Study text ▸

-- Opening Marker --

An open letter spearheaded by Animal Defenders International (ADI) and signed by nearly 100 experts, academics, and other concerned parties is calling for advanced non-animal research methods to be prioritised to accelerate the discovery and use of effective vaccines and treatments for COVID-19.
This is a fantastic initiative and highlights the risk that animal testing may very well impede the progress of usable COVID-19 treatments. We were thrilled to be invited to sign on to this open letter by Animal Defenders International.
The letter has been published ahead of the World Health Assembly on Monday 18 May and is directed at the World Health Organization, governments, funding bodies, and regulators.
The letter states that “significant funding and precious time is being spent on animal research…. despite the known species differences which make the results from such data unreliable when translated to humans."
The open letter can be viewed here.
Signatories include Dr Laura Leslie, a biomedical engineer at Aston University working on human airways models; respiratory medicines specialist Dr Aryan Tavakkoli; Professor Jon Heylings, Chairman and Owner of Dermal Technology Laboratory Ltd and Professor of Toxicology at Keele University; Dr Malcom Wilkinson, Managing Director at Technology For Industry Ltd; Professor Alberto Alemanno, Professor of EU Law; Professor Marc Bekoff, Professor Emeritus of Ecology and Evolutionary Biology at the University of Colorado; Dr Simon Brooman, Senior Lecturer in Animal Law at Liverpool John Moores University; Dr Charlotte E Blattner, Doctor of Animal Law at Harvard Law School; and Kirstall Ltd.
This letter is important because...

-- Closing Marker --

Material supplied ▸
-- Opening Marker --

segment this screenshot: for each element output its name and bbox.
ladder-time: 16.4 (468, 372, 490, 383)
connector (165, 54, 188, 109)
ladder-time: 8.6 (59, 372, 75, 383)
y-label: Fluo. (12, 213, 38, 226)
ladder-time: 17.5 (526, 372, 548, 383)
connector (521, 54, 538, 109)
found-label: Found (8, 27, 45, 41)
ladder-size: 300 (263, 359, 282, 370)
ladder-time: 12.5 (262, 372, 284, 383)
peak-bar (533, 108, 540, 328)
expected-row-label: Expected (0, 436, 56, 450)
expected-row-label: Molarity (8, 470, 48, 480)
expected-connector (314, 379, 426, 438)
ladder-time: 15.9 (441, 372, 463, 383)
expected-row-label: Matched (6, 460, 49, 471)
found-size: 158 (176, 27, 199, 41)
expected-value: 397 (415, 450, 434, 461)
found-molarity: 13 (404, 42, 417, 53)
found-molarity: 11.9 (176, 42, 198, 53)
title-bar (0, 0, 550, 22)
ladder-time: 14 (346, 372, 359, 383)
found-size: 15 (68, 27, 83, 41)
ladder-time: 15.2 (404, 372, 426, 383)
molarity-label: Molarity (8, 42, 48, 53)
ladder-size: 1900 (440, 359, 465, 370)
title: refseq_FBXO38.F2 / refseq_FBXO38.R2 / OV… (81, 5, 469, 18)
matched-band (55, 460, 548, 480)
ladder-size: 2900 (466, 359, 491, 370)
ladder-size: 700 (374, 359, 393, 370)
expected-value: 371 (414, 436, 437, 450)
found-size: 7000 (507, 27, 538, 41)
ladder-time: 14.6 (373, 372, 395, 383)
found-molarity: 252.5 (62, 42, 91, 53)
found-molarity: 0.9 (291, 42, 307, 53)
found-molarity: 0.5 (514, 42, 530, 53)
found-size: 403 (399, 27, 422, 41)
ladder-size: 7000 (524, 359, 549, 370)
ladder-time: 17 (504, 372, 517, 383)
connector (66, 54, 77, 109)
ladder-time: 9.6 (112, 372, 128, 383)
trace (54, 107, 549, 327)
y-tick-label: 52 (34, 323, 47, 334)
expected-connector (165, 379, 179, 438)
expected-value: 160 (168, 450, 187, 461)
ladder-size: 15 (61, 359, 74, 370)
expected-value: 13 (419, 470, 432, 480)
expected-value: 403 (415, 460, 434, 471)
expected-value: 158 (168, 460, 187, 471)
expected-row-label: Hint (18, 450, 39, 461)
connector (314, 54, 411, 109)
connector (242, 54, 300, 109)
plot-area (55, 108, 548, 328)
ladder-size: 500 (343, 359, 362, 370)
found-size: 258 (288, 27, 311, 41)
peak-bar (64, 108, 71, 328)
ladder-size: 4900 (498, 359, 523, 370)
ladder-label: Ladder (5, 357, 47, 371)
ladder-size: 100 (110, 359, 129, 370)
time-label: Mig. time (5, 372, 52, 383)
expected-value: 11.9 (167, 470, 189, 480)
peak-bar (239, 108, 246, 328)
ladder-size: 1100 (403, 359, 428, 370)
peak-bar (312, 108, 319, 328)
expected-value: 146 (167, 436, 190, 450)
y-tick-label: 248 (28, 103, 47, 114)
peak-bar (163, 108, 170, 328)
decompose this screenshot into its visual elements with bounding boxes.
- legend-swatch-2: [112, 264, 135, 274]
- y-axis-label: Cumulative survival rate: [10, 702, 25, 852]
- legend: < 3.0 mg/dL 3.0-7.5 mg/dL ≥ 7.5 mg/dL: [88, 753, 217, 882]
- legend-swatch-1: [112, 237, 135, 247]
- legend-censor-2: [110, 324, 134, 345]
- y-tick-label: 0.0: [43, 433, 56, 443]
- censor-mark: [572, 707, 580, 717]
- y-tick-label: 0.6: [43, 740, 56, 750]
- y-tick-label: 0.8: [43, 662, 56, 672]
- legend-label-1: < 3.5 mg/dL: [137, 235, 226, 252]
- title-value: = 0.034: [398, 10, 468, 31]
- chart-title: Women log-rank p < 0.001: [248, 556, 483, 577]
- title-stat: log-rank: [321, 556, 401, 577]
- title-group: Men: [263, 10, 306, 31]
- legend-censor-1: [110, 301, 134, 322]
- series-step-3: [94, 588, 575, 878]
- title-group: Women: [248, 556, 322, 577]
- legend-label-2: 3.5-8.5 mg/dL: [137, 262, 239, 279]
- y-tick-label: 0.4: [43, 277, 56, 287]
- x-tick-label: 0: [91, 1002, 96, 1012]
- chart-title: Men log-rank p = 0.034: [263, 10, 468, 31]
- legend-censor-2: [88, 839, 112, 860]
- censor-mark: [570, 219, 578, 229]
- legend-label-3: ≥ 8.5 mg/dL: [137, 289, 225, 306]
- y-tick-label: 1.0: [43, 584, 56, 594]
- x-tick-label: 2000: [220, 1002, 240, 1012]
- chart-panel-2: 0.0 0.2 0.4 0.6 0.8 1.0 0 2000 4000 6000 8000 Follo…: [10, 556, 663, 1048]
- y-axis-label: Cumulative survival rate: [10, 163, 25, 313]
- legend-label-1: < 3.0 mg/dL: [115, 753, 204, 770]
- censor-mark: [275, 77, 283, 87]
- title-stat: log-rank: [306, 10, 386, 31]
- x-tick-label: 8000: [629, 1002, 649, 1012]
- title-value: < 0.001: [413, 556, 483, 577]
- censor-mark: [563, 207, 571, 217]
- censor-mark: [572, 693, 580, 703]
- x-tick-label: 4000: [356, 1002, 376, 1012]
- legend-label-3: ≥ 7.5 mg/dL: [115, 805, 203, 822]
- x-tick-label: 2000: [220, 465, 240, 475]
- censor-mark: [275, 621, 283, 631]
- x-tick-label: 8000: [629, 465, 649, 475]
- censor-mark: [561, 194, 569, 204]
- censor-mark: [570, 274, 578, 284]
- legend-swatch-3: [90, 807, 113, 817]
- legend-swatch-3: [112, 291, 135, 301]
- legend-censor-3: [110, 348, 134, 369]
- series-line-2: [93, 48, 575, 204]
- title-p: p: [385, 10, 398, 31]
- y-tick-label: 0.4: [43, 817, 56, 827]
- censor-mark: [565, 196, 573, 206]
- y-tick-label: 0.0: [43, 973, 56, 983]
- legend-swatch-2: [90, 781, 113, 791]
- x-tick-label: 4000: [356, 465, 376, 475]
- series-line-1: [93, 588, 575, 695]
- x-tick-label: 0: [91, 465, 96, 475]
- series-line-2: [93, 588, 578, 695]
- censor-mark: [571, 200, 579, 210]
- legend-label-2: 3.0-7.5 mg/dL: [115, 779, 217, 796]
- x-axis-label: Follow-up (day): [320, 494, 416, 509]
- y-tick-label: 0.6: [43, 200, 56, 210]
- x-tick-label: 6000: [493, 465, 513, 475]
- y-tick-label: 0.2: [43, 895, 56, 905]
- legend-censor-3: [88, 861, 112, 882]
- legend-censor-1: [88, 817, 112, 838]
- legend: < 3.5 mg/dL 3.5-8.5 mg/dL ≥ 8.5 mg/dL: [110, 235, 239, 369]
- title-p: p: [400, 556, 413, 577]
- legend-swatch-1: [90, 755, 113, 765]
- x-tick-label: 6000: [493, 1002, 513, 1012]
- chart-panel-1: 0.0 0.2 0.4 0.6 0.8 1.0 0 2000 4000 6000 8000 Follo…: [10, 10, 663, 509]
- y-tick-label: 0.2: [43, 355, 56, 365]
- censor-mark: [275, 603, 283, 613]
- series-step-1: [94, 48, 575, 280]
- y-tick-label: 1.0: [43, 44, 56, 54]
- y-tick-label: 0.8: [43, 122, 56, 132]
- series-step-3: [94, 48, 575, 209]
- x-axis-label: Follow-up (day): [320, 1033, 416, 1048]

-- Closing Marker --

Instructions ▸
A – For the text about the open letter on COVID-19 research, decide whether each statement agrees with it: (i) the letter is directed at the World Health Organization; (ii) the letter was published after the World Health Assembly; (iii) nearly 100 people signed the letter. Answer yes or no for each, and quote the words from the text that settle it.
B – According to the text about the open letter, at which university does Dr Laura Leslie work?
The lines after the text are separate material and have nothing to do with it.

Answers ▸
A –
(i) Yes: "is directed at the World Health Organization, governments, funding bodies, and regulators."
(ii) No: "The letter has been published ahead of the World Health Assembly on Monday 18 May."
(iii) Yes: "signed by nearly 100 experts, academics, and other concerned parties."

B – Aston University.